-- start --

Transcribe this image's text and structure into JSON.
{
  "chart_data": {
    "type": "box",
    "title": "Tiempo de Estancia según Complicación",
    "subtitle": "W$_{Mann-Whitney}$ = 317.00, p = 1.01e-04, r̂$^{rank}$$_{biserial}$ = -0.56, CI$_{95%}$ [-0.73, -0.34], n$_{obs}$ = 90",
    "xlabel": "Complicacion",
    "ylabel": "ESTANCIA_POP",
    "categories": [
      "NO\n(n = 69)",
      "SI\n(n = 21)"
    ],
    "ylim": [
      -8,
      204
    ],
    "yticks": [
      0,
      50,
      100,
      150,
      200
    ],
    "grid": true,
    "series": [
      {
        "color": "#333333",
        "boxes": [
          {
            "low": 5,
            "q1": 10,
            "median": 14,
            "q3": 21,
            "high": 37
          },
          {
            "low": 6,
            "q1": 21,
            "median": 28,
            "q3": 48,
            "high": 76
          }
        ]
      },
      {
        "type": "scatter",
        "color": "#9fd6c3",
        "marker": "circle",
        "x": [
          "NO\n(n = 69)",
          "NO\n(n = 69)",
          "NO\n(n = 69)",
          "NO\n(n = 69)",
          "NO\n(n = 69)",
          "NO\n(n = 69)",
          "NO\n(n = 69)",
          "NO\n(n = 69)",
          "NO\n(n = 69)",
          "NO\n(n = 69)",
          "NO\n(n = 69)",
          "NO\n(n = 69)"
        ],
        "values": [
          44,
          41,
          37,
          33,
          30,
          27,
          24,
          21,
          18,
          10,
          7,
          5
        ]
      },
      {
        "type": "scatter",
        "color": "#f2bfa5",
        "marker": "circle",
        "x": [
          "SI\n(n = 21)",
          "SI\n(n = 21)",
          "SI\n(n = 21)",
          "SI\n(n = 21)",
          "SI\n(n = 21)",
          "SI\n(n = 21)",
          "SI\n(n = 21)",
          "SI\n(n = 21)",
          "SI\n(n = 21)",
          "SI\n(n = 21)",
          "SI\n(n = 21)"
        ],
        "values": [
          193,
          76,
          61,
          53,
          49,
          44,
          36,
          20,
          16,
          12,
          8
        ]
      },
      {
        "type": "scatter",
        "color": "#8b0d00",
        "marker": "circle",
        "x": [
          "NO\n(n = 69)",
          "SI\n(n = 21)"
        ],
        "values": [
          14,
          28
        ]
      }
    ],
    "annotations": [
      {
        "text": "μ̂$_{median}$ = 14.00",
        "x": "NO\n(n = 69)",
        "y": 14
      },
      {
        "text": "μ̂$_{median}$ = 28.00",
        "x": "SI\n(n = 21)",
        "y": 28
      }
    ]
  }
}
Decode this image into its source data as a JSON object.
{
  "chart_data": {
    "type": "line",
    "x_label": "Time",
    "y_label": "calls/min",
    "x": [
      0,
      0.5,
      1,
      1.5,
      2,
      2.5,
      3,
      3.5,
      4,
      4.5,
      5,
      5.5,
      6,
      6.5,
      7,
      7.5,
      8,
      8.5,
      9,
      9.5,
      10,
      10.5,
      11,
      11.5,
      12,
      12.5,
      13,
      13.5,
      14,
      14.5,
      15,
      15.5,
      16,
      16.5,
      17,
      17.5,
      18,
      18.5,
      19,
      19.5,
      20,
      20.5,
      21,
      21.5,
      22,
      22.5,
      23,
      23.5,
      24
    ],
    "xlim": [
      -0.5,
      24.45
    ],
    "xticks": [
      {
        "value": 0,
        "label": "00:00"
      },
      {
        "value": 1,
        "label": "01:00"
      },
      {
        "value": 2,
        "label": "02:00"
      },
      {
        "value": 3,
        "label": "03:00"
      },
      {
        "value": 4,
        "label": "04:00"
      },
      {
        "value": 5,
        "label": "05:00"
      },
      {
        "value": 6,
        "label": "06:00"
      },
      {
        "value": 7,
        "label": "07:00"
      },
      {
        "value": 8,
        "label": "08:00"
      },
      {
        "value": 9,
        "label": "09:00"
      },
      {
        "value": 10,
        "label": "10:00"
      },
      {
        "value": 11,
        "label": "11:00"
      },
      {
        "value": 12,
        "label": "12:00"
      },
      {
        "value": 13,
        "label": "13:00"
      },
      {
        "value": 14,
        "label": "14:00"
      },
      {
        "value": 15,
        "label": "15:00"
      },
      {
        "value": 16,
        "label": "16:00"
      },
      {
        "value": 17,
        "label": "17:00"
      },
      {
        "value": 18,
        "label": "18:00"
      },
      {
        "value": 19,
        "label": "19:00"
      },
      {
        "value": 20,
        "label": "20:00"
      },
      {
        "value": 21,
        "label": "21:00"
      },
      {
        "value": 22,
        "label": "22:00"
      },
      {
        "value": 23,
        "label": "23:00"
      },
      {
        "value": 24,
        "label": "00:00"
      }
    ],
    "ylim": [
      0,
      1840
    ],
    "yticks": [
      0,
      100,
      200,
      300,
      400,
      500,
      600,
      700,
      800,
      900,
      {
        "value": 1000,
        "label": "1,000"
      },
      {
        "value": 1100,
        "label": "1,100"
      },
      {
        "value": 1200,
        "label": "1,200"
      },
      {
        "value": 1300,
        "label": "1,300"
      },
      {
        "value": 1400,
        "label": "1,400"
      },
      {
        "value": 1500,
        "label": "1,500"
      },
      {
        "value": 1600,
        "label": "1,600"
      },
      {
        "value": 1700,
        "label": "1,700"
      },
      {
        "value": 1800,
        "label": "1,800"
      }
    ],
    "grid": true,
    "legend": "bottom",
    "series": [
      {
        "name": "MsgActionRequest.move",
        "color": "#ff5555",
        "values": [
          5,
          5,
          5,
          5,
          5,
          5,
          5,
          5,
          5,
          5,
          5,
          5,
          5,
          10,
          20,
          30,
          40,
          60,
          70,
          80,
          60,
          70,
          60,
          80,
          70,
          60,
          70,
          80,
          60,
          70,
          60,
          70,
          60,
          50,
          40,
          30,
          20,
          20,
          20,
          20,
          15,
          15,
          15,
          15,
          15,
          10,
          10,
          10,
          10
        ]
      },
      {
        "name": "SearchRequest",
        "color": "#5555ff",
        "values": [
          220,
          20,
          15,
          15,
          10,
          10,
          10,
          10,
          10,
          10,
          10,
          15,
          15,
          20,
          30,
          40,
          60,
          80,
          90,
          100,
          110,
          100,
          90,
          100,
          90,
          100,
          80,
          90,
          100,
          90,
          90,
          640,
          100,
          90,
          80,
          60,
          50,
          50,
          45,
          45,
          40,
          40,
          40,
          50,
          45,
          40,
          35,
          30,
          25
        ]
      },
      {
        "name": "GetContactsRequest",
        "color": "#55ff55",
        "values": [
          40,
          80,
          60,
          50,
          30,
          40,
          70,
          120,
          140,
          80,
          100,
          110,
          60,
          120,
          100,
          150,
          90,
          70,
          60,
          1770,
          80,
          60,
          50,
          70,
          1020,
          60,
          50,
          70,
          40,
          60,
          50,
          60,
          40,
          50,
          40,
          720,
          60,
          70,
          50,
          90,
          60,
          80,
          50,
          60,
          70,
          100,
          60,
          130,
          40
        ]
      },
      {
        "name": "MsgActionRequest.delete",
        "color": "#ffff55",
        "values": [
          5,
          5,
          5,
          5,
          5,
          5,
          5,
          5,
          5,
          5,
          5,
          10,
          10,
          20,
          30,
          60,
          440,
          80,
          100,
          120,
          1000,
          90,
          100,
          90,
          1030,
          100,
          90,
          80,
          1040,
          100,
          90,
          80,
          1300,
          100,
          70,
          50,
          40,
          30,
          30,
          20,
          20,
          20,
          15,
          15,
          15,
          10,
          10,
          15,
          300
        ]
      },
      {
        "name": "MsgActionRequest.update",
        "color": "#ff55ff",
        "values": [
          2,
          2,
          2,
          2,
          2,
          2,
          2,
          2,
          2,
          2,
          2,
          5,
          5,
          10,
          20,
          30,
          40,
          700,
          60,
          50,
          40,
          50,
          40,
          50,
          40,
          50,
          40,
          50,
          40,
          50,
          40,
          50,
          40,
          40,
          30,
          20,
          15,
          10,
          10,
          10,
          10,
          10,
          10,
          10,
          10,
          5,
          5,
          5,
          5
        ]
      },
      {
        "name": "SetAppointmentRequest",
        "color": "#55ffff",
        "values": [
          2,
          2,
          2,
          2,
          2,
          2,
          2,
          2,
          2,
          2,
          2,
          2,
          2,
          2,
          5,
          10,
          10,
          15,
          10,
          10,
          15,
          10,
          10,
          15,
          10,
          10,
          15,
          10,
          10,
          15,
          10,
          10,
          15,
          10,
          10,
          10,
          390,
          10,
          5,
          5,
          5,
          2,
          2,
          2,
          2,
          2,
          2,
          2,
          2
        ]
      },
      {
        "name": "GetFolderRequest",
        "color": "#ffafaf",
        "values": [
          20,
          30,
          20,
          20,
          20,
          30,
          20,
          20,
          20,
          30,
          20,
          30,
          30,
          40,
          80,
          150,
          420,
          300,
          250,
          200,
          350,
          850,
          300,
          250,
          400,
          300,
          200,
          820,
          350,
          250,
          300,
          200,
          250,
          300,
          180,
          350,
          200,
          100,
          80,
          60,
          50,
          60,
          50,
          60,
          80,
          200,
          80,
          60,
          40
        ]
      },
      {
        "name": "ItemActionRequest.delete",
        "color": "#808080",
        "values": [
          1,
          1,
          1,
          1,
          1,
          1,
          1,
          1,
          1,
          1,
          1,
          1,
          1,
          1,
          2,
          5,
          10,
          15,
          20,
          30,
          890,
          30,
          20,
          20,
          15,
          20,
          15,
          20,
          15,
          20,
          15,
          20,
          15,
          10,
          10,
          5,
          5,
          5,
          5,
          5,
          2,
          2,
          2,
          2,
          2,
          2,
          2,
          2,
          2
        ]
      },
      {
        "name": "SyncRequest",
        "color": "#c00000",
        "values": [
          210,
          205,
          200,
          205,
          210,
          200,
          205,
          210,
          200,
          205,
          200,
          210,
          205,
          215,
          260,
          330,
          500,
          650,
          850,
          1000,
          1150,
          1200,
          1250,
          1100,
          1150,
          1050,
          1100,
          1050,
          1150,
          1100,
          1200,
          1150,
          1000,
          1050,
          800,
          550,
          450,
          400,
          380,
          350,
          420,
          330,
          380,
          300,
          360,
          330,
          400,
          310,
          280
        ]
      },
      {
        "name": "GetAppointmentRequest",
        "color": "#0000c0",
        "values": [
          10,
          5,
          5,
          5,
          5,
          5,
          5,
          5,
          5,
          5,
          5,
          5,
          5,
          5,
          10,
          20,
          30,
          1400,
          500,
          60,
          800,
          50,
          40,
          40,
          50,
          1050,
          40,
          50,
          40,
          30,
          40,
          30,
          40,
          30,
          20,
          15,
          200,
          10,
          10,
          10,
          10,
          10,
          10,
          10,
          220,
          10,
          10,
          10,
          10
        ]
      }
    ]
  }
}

-- end --

▸ What you are asked to do
Going through the entries above, report how many lines include the string "into". The number alone is the answer.

▸ Expected answer
2